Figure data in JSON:
######

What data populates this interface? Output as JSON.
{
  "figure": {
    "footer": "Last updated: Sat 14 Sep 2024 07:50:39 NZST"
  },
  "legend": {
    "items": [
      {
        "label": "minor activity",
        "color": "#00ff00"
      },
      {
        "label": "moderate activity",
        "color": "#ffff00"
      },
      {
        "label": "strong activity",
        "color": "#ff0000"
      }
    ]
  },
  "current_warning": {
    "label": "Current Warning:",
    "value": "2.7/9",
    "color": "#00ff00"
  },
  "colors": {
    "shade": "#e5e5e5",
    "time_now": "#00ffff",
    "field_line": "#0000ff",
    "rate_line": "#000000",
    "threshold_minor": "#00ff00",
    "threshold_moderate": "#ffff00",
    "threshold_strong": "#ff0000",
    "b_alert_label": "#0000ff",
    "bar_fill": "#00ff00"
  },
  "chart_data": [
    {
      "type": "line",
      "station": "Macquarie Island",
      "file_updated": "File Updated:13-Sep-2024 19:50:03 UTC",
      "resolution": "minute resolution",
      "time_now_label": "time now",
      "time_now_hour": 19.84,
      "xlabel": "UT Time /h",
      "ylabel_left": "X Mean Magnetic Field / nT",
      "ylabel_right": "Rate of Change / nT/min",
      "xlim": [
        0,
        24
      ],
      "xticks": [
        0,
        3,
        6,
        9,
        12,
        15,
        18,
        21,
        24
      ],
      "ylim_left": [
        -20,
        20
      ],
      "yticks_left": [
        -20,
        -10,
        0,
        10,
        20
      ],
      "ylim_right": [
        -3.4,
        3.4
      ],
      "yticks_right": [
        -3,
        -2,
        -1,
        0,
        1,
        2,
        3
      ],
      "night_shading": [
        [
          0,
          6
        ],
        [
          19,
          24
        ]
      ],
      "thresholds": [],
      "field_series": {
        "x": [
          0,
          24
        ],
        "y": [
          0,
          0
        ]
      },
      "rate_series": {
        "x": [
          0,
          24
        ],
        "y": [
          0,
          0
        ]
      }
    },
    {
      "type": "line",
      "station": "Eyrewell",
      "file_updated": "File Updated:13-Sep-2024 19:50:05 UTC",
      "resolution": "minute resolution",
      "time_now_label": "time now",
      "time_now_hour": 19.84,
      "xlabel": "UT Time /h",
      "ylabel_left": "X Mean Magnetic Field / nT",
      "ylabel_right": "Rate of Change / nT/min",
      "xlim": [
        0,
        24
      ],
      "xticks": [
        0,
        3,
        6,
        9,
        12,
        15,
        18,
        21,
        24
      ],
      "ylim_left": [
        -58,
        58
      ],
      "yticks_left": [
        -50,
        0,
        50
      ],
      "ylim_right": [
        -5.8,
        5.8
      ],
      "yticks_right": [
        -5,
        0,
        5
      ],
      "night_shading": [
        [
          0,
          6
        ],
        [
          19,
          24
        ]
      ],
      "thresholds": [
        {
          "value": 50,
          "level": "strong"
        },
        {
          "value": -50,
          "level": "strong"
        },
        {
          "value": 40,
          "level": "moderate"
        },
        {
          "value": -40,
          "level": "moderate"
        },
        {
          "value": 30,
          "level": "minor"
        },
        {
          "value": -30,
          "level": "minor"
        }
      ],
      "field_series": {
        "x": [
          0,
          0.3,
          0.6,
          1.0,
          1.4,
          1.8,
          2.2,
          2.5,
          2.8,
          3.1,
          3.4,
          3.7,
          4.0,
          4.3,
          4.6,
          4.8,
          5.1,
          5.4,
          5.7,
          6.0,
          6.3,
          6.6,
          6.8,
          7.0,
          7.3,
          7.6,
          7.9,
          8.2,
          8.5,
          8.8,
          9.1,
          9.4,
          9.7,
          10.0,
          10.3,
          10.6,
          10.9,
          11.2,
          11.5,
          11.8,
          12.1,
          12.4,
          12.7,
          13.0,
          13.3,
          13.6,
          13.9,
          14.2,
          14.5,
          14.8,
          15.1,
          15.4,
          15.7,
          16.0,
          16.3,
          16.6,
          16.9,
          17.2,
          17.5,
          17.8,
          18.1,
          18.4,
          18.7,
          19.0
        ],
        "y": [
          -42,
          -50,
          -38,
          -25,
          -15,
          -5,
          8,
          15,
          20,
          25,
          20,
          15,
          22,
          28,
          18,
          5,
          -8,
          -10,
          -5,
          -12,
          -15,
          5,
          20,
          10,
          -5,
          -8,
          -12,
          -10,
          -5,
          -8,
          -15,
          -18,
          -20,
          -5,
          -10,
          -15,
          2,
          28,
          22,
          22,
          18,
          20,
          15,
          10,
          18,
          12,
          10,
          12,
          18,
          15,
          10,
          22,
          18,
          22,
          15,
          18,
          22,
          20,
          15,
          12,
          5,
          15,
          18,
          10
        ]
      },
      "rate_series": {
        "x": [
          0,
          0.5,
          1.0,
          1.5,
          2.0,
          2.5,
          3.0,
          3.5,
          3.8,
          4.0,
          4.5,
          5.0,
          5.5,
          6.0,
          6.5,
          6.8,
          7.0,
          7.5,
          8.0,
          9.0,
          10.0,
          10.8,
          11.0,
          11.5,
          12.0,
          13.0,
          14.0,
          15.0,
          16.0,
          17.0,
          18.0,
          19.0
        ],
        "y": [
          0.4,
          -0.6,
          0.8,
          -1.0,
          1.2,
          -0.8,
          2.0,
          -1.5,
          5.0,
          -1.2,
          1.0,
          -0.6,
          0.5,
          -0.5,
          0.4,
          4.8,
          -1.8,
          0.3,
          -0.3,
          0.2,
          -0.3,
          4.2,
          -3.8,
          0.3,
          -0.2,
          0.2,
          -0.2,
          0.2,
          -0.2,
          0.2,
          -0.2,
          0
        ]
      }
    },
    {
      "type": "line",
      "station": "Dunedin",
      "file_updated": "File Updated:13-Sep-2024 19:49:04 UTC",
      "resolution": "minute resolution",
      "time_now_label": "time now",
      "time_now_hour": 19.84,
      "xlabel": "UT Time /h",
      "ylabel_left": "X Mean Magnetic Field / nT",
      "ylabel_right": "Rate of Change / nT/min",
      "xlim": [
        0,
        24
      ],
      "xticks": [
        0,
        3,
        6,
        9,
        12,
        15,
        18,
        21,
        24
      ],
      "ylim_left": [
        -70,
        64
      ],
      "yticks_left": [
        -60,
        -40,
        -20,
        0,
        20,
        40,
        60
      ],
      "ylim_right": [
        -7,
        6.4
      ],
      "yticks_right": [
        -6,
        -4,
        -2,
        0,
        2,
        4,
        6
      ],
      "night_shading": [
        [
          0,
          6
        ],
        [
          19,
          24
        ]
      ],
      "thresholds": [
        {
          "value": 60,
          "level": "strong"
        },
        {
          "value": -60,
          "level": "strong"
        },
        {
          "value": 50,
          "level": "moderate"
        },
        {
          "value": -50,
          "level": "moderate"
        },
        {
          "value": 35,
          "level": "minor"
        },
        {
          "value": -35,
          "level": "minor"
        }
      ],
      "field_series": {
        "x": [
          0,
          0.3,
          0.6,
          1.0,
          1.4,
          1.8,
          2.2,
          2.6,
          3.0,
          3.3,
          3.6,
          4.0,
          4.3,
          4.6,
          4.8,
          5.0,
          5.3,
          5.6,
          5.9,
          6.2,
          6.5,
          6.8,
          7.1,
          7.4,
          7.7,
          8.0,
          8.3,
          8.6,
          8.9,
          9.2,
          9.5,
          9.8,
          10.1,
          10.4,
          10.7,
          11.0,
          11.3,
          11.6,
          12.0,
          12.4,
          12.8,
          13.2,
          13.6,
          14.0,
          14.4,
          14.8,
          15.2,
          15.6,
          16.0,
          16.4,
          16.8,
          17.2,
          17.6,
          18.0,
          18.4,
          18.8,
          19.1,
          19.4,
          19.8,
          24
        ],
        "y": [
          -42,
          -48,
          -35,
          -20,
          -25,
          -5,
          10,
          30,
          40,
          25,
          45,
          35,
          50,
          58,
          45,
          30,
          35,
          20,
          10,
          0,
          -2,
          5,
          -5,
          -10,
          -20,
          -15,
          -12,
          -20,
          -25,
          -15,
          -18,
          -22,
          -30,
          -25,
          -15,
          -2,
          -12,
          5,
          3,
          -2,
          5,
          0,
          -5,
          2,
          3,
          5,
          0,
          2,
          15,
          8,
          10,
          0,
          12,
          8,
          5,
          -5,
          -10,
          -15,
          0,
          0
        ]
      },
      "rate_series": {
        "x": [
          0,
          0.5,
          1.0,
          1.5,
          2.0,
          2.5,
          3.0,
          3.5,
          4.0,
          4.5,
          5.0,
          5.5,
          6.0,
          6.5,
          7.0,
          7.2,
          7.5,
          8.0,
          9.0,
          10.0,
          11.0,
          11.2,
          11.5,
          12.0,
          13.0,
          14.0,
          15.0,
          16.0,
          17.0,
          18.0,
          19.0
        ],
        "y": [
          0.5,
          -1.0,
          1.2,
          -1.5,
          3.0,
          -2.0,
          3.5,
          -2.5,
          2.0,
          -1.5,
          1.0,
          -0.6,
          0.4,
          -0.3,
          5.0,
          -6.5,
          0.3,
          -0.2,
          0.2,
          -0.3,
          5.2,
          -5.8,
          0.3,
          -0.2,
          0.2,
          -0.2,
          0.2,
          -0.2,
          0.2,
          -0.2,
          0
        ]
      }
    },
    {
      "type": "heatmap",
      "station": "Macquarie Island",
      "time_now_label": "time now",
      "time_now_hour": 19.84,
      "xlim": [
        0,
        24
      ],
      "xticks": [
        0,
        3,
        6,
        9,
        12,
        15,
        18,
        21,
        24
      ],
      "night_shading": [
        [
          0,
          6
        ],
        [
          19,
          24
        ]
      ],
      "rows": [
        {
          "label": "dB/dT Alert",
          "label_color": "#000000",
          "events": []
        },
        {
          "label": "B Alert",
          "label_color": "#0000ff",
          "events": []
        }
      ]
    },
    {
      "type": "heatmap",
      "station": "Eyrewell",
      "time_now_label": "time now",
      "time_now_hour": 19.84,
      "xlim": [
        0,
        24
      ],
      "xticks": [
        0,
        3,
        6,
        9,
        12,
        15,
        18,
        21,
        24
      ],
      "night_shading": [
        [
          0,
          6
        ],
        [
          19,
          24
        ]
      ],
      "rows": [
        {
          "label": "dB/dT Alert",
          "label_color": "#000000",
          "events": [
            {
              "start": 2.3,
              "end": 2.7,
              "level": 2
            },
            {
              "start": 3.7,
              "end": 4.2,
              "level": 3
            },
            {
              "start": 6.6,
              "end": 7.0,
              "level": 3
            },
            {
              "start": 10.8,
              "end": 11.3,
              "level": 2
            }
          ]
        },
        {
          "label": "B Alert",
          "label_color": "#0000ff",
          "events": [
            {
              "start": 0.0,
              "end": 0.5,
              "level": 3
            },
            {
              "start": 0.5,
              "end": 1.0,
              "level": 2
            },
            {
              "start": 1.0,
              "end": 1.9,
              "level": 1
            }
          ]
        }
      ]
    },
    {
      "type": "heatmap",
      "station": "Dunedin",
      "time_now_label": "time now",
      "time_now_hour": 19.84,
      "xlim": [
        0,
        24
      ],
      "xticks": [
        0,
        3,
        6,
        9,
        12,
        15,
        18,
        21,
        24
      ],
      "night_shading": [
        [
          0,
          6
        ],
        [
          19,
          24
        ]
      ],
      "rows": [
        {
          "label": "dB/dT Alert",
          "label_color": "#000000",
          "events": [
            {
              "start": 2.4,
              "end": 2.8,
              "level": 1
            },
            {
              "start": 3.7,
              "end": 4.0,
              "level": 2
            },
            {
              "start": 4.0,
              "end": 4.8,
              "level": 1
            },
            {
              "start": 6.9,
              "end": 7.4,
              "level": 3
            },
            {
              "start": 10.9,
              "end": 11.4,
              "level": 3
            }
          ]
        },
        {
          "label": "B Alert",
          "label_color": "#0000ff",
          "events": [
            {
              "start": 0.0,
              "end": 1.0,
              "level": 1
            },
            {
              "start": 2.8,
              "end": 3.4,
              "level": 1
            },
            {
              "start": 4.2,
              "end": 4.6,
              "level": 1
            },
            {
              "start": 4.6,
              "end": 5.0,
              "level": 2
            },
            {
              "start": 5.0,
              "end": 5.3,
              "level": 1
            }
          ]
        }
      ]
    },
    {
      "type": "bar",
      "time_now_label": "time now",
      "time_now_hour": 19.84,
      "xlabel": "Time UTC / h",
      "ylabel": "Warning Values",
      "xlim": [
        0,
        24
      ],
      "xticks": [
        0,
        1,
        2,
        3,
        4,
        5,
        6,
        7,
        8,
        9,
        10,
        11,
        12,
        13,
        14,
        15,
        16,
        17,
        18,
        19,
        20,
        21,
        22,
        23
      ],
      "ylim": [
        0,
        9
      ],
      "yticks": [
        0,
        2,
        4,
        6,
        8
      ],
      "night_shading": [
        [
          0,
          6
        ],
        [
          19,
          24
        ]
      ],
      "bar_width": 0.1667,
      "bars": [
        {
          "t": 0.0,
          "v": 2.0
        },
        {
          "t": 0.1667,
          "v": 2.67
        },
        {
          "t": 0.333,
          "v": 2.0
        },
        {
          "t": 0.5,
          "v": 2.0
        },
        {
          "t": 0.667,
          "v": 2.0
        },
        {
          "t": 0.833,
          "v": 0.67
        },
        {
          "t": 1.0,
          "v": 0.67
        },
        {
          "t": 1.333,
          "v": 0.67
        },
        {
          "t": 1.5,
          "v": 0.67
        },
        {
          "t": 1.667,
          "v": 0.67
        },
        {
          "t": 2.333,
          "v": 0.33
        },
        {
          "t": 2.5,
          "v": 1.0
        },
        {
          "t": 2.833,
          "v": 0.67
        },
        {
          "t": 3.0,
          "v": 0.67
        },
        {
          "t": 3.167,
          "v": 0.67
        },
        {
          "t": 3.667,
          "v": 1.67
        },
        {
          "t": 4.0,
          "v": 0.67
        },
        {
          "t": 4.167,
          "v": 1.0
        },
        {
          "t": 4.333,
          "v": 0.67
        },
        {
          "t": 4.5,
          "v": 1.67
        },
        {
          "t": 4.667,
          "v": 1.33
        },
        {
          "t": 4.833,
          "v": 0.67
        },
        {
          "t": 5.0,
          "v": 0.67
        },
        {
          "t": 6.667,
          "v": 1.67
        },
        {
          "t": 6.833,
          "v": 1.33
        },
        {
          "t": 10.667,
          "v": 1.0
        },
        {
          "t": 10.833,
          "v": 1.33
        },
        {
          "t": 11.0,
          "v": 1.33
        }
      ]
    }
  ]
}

######

What is asked: Of all the lines in the data above, state how many include "File". Say only the number.

Expected output: 3